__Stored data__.

%%

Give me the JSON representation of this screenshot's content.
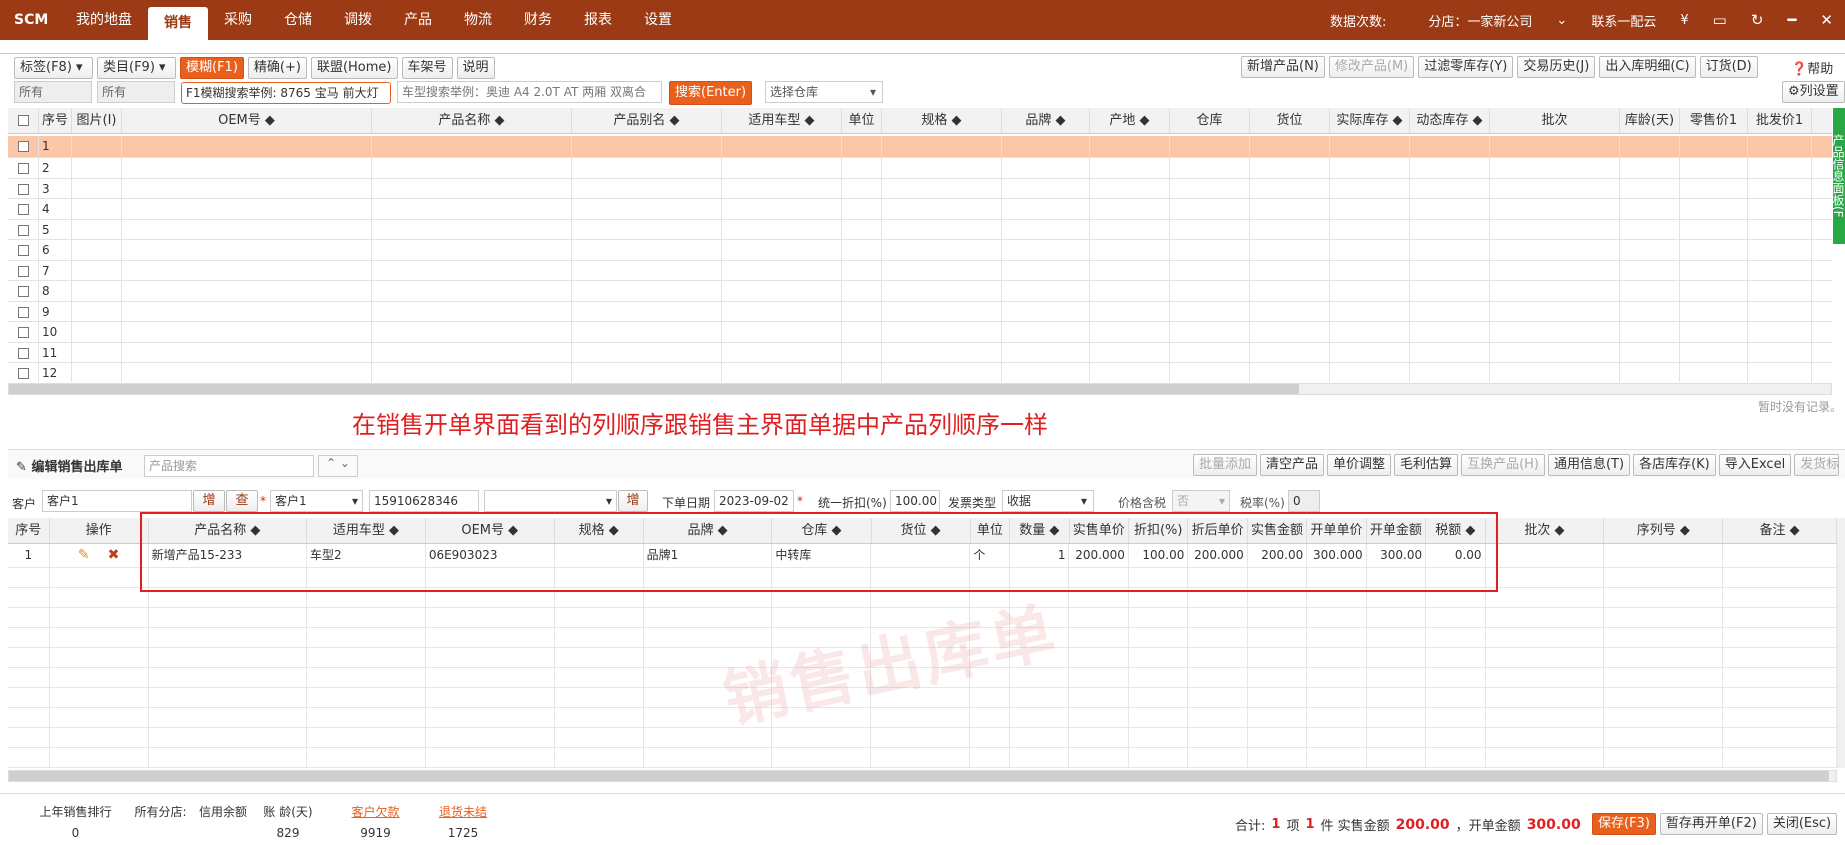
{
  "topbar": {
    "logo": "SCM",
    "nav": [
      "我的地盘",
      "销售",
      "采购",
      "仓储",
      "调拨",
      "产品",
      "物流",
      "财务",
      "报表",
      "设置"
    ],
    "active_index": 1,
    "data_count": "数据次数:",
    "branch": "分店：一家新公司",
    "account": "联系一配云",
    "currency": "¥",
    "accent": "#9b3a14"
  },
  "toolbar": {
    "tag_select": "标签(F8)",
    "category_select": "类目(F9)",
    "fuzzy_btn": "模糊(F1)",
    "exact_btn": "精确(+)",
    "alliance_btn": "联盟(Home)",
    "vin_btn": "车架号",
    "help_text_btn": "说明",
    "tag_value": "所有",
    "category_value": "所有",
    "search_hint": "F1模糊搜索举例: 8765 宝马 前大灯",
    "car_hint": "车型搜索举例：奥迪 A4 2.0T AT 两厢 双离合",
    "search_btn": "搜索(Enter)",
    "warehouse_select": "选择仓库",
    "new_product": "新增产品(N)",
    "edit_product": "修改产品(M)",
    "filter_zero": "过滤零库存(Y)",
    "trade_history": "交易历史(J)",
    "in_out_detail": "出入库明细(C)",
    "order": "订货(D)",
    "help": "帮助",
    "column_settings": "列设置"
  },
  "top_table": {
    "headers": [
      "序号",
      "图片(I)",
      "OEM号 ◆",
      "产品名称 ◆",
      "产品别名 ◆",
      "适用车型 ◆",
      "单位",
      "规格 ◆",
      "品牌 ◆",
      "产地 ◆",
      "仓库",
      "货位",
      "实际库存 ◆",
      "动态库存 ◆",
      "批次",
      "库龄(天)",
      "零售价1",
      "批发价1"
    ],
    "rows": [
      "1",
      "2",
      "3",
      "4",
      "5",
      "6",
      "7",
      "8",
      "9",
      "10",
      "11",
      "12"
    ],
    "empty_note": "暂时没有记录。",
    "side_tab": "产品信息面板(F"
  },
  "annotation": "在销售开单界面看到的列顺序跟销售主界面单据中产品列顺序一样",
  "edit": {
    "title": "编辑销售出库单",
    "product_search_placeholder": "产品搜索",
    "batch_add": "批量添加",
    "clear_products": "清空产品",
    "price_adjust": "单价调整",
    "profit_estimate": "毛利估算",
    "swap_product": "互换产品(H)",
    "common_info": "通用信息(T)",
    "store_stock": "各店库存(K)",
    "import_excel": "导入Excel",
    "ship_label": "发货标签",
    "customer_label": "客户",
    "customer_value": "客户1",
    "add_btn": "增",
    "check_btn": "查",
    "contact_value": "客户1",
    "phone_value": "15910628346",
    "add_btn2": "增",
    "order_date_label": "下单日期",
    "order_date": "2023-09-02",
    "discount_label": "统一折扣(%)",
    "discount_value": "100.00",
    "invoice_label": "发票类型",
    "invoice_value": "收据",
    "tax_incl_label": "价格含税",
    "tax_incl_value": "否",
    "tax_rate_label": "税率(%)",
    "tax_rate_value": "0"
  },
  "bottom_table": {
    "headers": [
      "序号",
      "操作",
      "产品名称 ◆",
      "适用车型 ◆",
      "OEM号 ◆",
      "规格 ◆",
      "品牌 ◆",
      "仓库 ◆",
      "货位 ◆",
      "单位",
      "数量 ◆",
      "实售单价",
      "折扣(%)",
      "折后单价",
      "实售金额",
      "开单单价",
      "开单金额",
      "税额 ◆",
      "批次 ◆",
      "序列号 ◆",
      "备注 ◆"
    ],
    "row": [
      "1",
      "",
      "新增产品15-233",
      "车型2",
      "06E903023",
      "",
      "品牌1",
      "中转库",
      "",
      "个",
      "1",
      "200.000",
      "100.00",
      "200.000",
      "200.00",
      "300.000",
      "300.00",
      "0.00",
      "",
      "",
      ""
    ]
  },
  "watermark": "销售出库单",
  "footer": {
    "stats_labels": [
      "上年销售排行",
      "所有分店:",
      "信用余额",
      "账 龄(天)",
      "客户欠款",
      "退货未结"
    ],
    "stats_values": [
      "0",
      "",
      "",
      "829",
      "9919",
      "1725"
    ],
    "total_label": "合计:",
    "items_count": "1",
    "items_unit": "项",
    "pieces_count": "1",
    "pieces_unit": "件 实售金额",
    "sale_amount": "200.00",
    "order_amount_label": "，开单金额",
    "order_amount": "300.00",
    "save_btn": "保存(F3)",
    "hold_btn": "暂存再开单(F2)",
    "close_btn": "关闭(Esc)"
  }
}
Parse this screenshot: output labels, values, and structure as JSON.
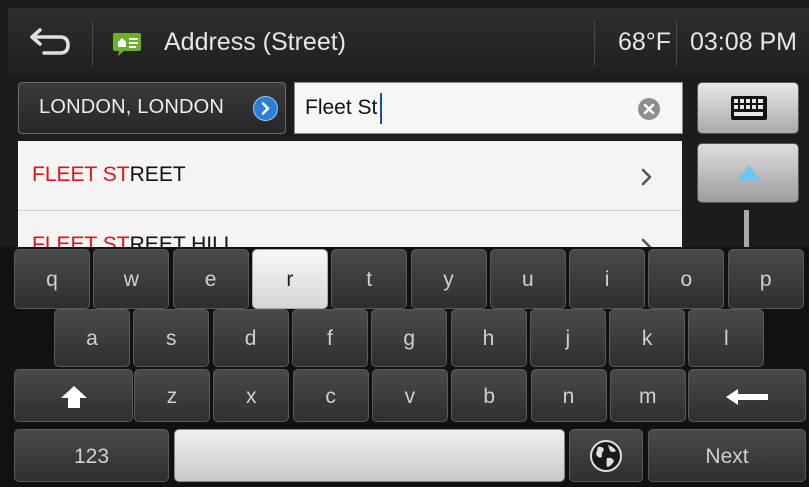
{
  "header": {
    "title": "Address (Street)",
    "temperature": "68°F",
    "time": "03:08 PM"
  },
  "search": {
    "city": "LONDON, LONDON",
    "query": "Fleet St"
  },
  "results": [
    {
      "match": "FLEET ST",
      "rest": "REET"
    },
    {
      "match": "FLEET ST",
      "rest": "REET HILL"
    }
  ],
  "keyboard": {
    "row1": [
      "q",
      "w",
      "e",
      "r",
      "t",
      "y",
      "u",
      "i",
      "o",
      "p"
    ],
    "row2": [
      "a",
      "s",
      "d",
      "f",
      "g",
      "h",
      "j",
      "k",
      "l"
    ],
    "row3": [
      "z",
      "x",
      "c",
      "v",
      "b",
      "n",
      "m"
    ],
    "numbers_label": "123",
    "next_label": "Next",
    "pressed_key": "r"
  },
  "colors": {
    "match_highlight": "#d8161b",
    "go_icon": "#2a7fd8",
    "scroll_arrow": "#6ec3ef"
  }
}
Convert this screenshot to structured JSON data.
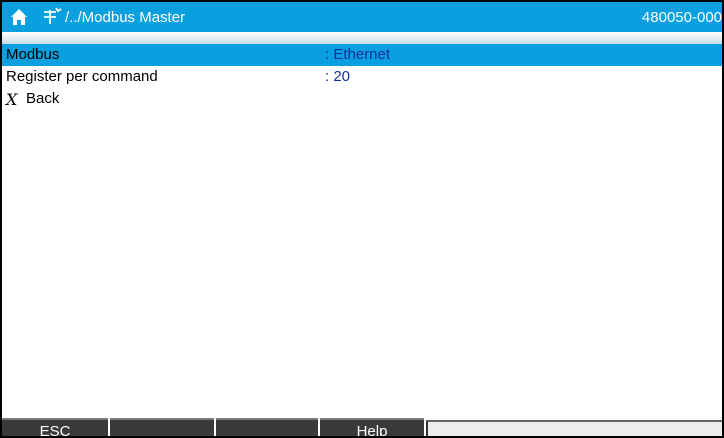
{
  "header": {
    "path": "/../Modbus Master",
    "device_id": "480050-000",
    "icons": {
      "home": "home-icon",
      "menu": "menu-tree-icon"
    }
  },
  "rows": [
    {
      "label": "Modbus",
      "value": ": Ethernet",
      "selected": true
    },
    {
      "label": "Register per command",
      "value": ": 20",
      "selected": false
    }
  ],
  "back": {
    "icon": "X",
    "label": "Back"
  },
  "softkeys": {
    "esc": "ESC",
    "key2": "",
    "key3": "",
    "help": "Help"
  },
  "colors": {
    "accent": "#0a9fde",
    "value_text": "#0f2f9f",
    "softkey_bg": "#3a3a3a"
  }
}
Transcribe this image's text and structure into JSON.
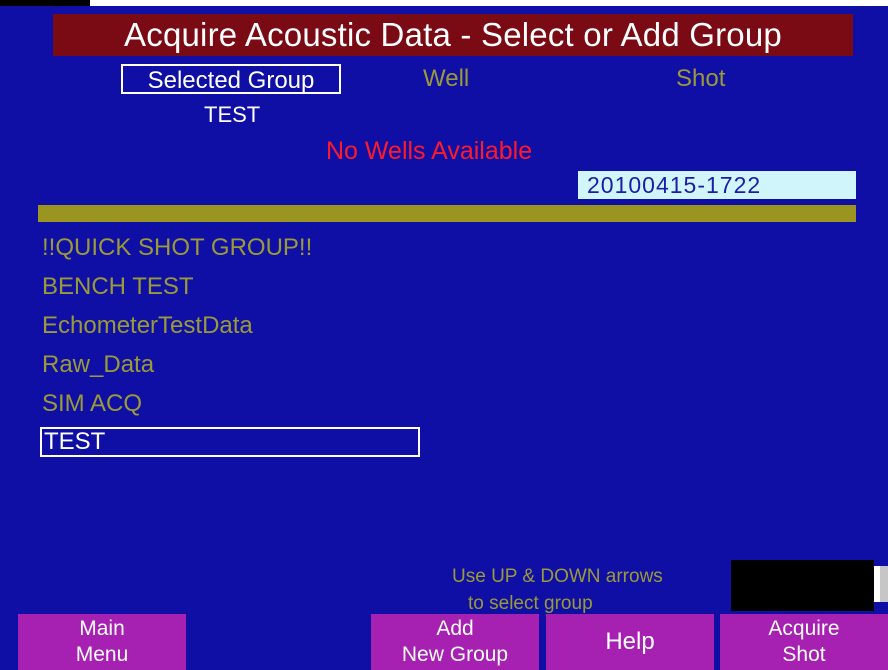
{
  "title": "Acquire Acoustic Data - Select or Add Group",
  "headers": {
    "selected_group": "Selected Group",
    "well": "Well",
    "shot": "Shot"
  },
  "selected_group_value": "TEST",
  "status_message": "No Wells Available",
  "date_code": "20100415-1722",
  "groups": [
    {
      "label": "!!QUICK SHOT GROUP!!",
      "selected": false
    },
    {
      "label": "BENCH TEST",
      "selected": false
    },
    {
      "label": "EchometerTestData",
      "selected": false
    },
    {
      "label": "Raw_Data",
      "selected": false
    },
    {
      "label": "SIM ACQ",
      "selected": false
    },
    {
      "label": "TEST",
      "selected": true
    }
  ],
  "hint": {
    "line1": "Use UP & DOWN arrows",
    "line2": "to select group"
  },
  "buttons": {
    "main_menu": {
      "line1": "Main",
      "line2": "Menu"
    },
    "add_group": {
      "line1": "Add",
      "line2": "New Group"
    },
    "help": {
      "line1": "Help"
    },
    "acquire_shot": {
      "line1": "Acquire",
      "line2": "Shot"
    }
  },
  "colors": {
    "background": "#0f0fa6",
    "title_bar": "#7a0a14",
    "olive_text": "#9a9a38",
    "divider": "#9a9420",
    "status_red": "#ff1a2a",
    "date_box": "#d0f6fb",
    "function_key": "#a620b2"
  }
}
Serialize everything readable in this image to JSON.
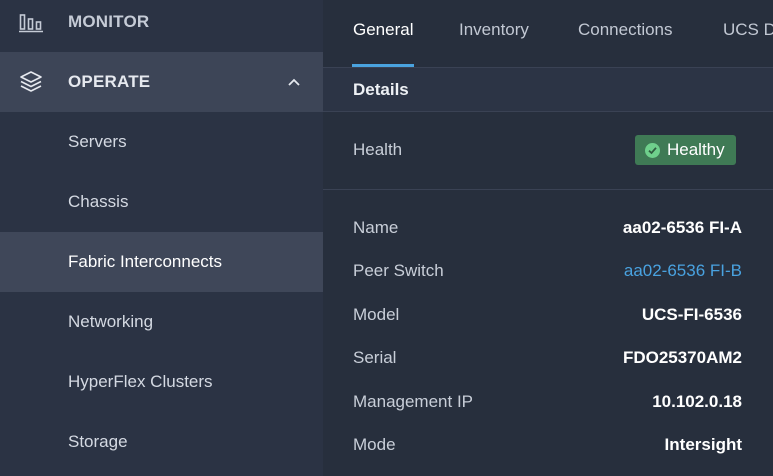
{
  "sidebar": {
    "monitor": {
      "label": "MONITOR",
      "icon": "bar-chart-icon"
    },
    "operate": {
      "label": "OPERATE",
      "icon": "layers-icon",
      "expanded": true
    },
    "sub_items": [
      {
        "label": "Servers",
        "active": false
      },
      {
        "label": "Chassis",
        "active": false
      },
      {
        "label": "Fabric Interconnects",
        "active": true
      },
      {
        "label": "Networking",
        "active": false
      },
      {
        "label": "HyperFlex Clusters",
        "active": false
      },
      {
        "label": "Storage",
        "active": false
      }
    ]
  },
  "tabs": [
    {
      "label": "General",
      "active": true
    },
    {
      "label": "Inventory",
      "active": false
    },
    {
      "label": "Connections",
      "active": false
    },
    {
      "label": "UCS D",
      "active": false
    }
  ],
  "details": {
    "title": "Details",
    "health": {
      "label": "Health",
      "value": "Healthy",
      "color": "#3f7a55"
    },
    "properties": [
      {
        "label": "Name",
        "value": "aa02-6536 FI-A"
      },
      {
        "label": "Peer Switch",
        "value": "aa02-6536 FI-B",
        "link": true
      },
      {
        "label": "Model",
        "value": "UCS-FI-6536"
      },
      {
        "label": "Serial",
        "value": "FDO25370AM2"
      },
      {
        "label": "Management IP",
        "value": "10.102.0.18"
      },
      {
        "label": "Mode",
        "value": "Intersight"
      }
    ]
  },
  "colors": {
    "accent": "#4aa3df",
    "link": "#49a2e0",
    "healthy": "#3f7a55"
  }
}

%%

__Written request__.
List all lines above in which the string "image" appears.

__Solution to this exercise__.
Transcribe this image's text and structure into JSON.
Serialize everything readable in this image to JSON.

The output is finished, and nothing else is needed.